▶ _INSTRUCTION_
Can you output the material exactly as written, minus any pictures it holds?

▶ _Rows from a figure dataset_
● ● ● ● ●
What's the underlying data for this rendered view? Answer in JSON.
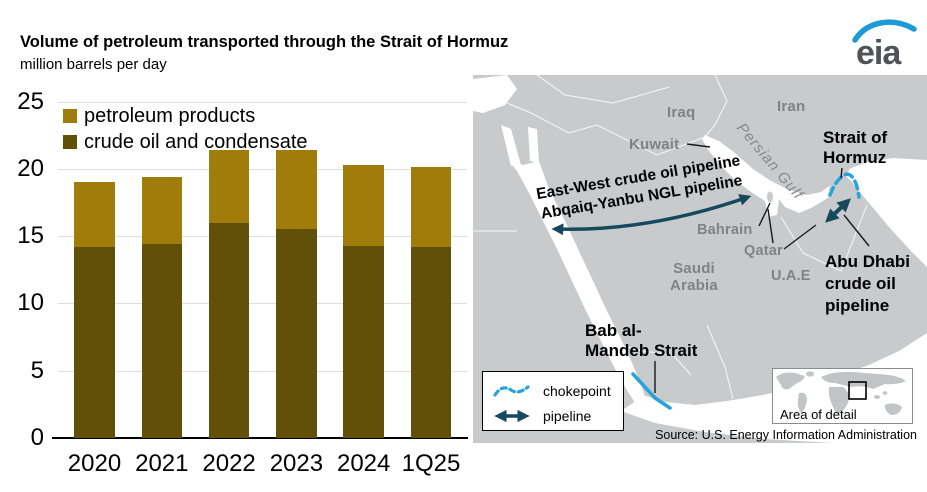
{
  "header": {
    "title": "Volume of petroleum transported through the Strait of Hormuz",
    "subtitle": "million barrels per day",
    "logo_text": "eia"
  },
  "chart_data": {
    "type": "bar",
    "stacked": true,
    "title": "Volume of petroleum transported through the Strait of Hormuz",
    "ylabel": "million barrels per day",
    "categories": [
      "2020",
      "2021",
      "2022",
      "2023",
      "2024",
      "1Q25"
    ],
    "series": [
      {
        "key": "crude",
        "name": "crude oil and condensate",
        "color": "#635008",
        "values": [
          14.2,
          14.4,
          16.0,
          15.5,
          14.3,
          14.2
        ]
      },
      {
        "key": "products",
        "name": "petroleum products",
        "color": "#A07D0B",
        "values": [
          4.8,
          5.0,
          5.4,
          5.9,
          6.0,
          5.9
        ]
      }
    ],
    "totals": [
      19.0,
      19.4,
      21.4,
      21.4,
      20.3,
      20.1
    ],
    "ylim": [
      0,
      25
    ],
    "yticks": [
      0,
      5,
      10,
      15,
      20,
      25
    ],
    "grid": true,
    "legend_position": "top-left-inside"
  },
  "chart_legend": {
    "items": [
      {
        "label": "petroleum products",
        "color": "#A07D0B"
      },
      {
        "label": "crude oil and condensate",
        "color": "#635008"
      }
    ]
  },
  "map": {
    "labels": {
      "iraq": "Iraq",
      "iran": "Iran",
      "kuwait": "Kuwait",
      "persian_gulf": "Persian Gulf",
      "bahrain": "Bahrain",
      "qatar": "Qatar",
      "saudi_line1": "Saudi",
      "saudi_line2": "Arabia",
      "uae": "U.A.E",
      "strait_line1": "Strait of",
      "strait_line2": "Hormuz",
      "abu_dhabi_line1": "Abu Dhabi",
      "abu_dhabi_line2": "crude oil",
      "abu_dhabi_line3": "pipeline",
      "bab_line1": "Bab al-",
      "bab_line2": "Mandeb Strait",
      "east_west_line1": "East-West crude oil pipeline",
      "east_west_line2": "Abqaiq-Yanbu NGL pipeline"
    },
    "legend": {
      "chokepoint_label": "chokepoint",
      "pipeline_label": "pipeline"
    },
    "inset_label": "Area of detail",
    "source": "Source: U.S. Energy Information Administration",
    "colors": {
      "land": "#C9CACC",
      "sea": "#FFFFFF",
      "chokepoint_blue": "#29A3DC",
      "pipeline_teal": "#17495E",
      "country_label_gray": "#808285"
    }
  }
}
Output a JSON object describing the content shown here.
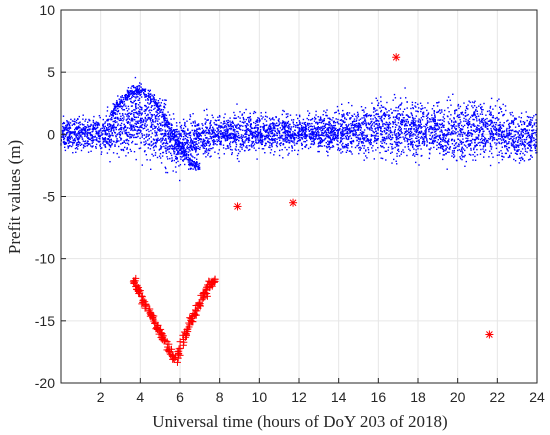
{
  "chart_data": {
    "type": "scatter",
    "title": "",
    "xlabel": "Universal time (hours of DoY 203 of 2018)",
    "ylabel": "Prefit values (m)",
    "xlim": [
      0,
      24
    ],
    "ylim": [
      -20,
      10
    ],
    "grid": true,
    "xticks": [
      "2",
      "4",
      "6",
      "8",
      "10",
      "12",
      "14",
      "16",
      "18",
      "20",
      "22",
      "24"
    ],
    "yticks": [
      "-20",
      "-15",
      "-10",
      "-5",
      "0",
      "5",
      "10"
    ],
    "series": [
      {
        "color": "#0000ff",
        "marker": "dot",
        "description_points": "dense noise band around 0 across 0-24 h",
        "band": [
          [
            0,
            -1.5,
            1.5
          ],
          [
            1,
            -1.5,
            1.5
          ],
          [
            2,
            -1.6,
            1.6
          ],
          [
            3,
            -2.0,
            3.0
          ],
          [
            3.8,
            -2.0,
            4.2
          ],
          [
            4.5,
            -2.2,
            3.6
          ],
          [
            5,
            -2.5,
            2.8
          ],
          [
            5.5,
            -3.0,
            2.0
          ],
          [
            6,
            -3.2,
            1.6
          ],
          [
            6.5,
            -2.5,
            1.6
          ],
          [
            7,
            -2.0,
            1.6
          ],
          [
            8,
            -1.6,
            1.6
          ],
          [
            9,
            -1.8,
            2.2
          ],
          [
            10,
            -1.6,
            1.8
          ],
          [
            12,
            -1.5,
            1.6
          ],
          [
            14,
            -1.6,
            2.0
          ],
          [
            16,
            -2.0,
            3.0
          ],
          [
            17,
            -2.2,
            3.2
          ],
          [
            18,
            -2.0,
            3.0
          ],
          [
            19,
            -2.2,
            2.8
          ],
          [
            20,
            -2.5,
            2.6
          ],
          [
            21,
            -2.2,
            3.0
          ],
          [
            22,
            -2.0,
            2.6
          ],
          [
            23,
            -2.6,
            2.0
          ],
          [
            24,
            -2.0,
            1.8
          ]
        ],
        "arc": [
          [
            2.5,
            1.5
          ],
          [
            3.0,
            2.6
          ],
          [
            3.5,
            3.4
          ],
          [
            4.0,
            3.6
          ],
          [
            4.5,
            3.0
          ],
          [
            5.0,
            2.0
          ],
          [
            5.5,
            0.5
          ],
          [
            6.0,
            -1.0
          ],
          [
            6.5,
            -2.2
          ],
          [
            7.0,
            -2.6
          ]
        ]
      },
      {
        "color": "#ff0000",
        "marker": "plus",
        "v_left": [
          [
            3.7,
            -11.8
          ],
          [
            3.9,
            -12.6
          ],
          [
            4.1,
            -13.2
          ],
          [
            4.3,
            -13.8
          ],
          [
            4.5,
            -14.4
          ],
          [
            4.7,
            -15.0
          ],
          [
            4.9,
            -15.6
          ],
          [
            5.1,
            -16.2
          ],
          [
            5.3,
            -16.9
          ],
          [
            5.5,
            -17.5
          ],
          [
            5.7,
            -18.2
          ]
        ],
        "v_right": [
          [
            5.8,
            -18.3
          ],
          [
            6.0,
            -17.2
          ],
          [
            6.2,
            -16.4
          ],
          [
            6.4,
            -15.6
          ],
          [
            6.6,
            -14.9
          ],
          [
            6.8,
            -14.2
          ],
          [
            7.0,
            -13.6
          ],
          [
            7.2,
            -13.0
          ],
          [
            7.4,
            -12.4
          ],
          [
            7.6,
            -11.9
          ],
          [
            7.8,
            -11.6
          ]
        ]
      },
      {
        "color": "#ff0000",
        "marker": "star",
        "points": [
          [
            8.9,
            -5.8
          ],
          [
            11.7,
            -5.5
          ],
          [
            16.9,
            6.2
          ],
          [
            21.6,
            -16.1
          ]
        ]
      }
    ]
  }
}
● ● ● ● ●
▶ _REPLY_
What's the underlying data for this rendered view? Answer in JSON.
{
  "header": {
    "title": "Volume of petroleum transported through the Strait of Hormuz",
    "subtitle": "million barrels per day",
    "logo_text": "eia"
  },
  "chart_data": {
    "type": "bar",
    "stacked": true,
    "title": "Volume of petroleum transported through the Strait of Hormuz",
    "ylabel": "million barrels per day",
    "categories": [
      "2020",
      "2021",
      "2022",
      "2023",
      "2024",
      "1Q25"
    ],
    "series": [
      {
        "key": "crude",
        "name": "crude oil and condensate",
        "color": "#635008",
        "values": [
          14.2,
          14.4,
          16.0,
          15.5,
          14.3,
          14.2
        ]
      },
      {
        "key": "products",
        "name": "petroleum products",
        "color": "#A07D0B",
        "values": [
          4.8,
          5.0,
          5.4,
          5.9,
          6.0,
          5.9
        ]
      }
    ],
    "totals": [
      19.0,
      19.4,
      21.4,
      21.4,
      20.3,
      20.1
    ],
    "ylim": [
      0,
      25
    ],
    "yticks": [
      0,
      5,
      10,
      15,
      20,
      25
    ],
    "grid": true,
    "legend_position": "top-left-inside"
  },
  "chart_legend": {
    "items": [
      {
        "label": "petroleum products",
        "color": "#A07D0B"
      },
      {
        "label": "crude oil and condensate",
        "color": "#635008"
      }
    ]
  },
  "map": {
    "labels": {
      "iraq": "Iraq",
      "iran": "Iran",
      "kuwait": "Kuwait",
      "persian_gulf": "Persian Gulf",
      "bahrain": "Bahrain",
      "qatar": "Qatar",
      "saudi_line1": "Saudi",
      "saudi_line2": "Arabia",
      "uae": "U.A.E",
      "strait_line1": "Strait of",
      "strait_line2": "Hormuz",
      "abu_dhabi_line1": "Abu Dhabi",
      "abu_dhabi_line2": "crude oil",
      "abu_dhabi_line3": "pipeline",
      "bab_line1": "Bab al-",
      "bab_line2": "Mandeb Strait",
      "east_west_line1": "East-West crude oil pipeline",
      "east_west_line2": "Abqaiq-Yanbu NGL pipeline"
    },
    "legend": {
      "chokepoint_label": "chokepoint",
      "pipeline_label": "pipeline"
    },
    "inset_label": "Area of detail",
    "source": "Source: U.S. Energy Information Administration",
    "colors": {
      "land": "#C9CACC",
      "sea": "#FFFFFF",
      "chokepoint_blue": "#29A3DC",
      "pipeline_teal": "#17495E",
      "country_label_gray": "#808285"
    }
  }
}
Output a JSON object describing the content shown here.
{
  "chart_data": {
    "type": "scatter",
    "title": "",
    "xlabel": "Universal time (hours of DoY 203 of 2018)",
    "ylabel": "Prefit values (m)",
    "xlim": [
      0,
      24
    ],
    "ylim": [
      -20,
      10
    ],
    "grid": true,
    "xticks": [
      "2",
      "4",
      "6",
      "8",
      "10",
      "12",
      "14",
      "16",
      "18",
      "20",
      "22",
      "24"
    ],
    "yticks": [
      "-20",
      "-15",
      "-10",
      "-5",
      "0",
      "5",
      "10"
    ],
    "series": [
      {
        "color": "#0000ff",
        "marker": "dot",
        "description_points": "dense noise band around 0 across 0-24 h",
        "band": [
          [
            0,
            -1.5,
            1.5
          ],
          [
            1,
            -1.5,
            1.5
          ],
          [
            2,
            -1.6,
            1.6
          ],
          [
            3,
            -2.0,
            3.0
          ],
          [
            3.8,
            -2.0,
            4.2
          ],
          [
            4.5,
            -2.2,
            3.6
          ],
          [
            5,
            -2.5,
            2.8
          ],
          [
            5.5,
            -3.0,
            2.0
          ],
          [
            6,
            -3.2,
            1.6
          ],
          [
            6.5,
            -2.5,
            1.6
          ],
          [
            7,
            -2.0,
            1.6
          ],
          [
            8,
            -1.6,
            1.6
          ],
          [
            9,
            -1.8,
            2.2
          ],
          [
            10,
            -1.6,
            1.8
          ],
          [
            12,
            -1.5,
            1.6
          ],
          [
            14,
            -1.6,
            2.0
          ],
          [
            16,
            -2.0,
            3.0
          ],
          [
            17,
            -2.2,
            3.2
          ],
          [
            18,
            -2.0,
            3.0
          ],
          [
            19,
            -2.2,
            2.8
          ],
          [
            20,
            -2.5,
            2.6
          ],
          [
            21,
            -2.2,
            3.0
          ],
          [
            22,
            -2.0,
            2.6
          ],
          [
            23,
            -2.6,
            2.0
          ],
          [
            24,
            -2.0,
            1.8
          ]
        ],
        "arc": [
          [
            2.5,
            1.5
          ],
          [
            3.0,
            2.6
          ],
          [
            3.5,
            3.4
          ],
          [
            4.0,
            3.6
          ],
          [
            4.5,
            3.0
          ],
          [
            5.0,
            2.0
          ],
          [
            5.5,
            0.5
          ],
          [
            6.0,
            -1.0
          ],
          [
            6.5,
            -2.2
          ],
          [
            7.0,
            -2.6
          ]
        ]
      },
      {
        "color": "#ff0000",
        "marker": "plus",
        "v_left": [
          [
            3.7,
            -11.8
          ],
          [
            3.9,
            -12.6
          ],
          [
            4.1,
            -13.2
          ],
          [
            4.3,
            -13.8
          ],
          [
            4.5,
            -14.4
          ],
          [
            4.7,
            -15.0
          ],
          [
            4.9,
            -15.6
          ],
          [
            5.1,
            -16.2
          ],
          [
            5.3,
            -16.9
          ],
          [
            5.5,
            -17.5
          ],
          [
            5.7,
            -18.2
          ]
        ],
        "v_right": [
          [
            5.8,
            -18.3
          ],
          [
            6.0,
            -17.2
          ],
          [
            6.2,
            -16.4
          ],
          [
            6.4,
            -15.6
          ],
          [
            6.6,
            -14.9
          ],
          [
            6.8,
            -14.2
          ],
          [
            7.0,
            -13.6
          ],
          [
            7.2,
            -13.0
          ],
          [
            7.4,
            -12.4
          ],
          [
            7.6,
            -11.9
          ],
          [
            7.8,
            -11.6
          ]
        ]
      },
      {
        "color": "#ff0000",
        "marker": "star",
        "points": [
          [
            8.9,
            -5.8
          ],
          [
            11.7,
            -5.5
          ],
          [
            16.9,
            6.2
          ],
          [
            21.6,
            -16.1
          ]
        ]
      }
    ]
  }
}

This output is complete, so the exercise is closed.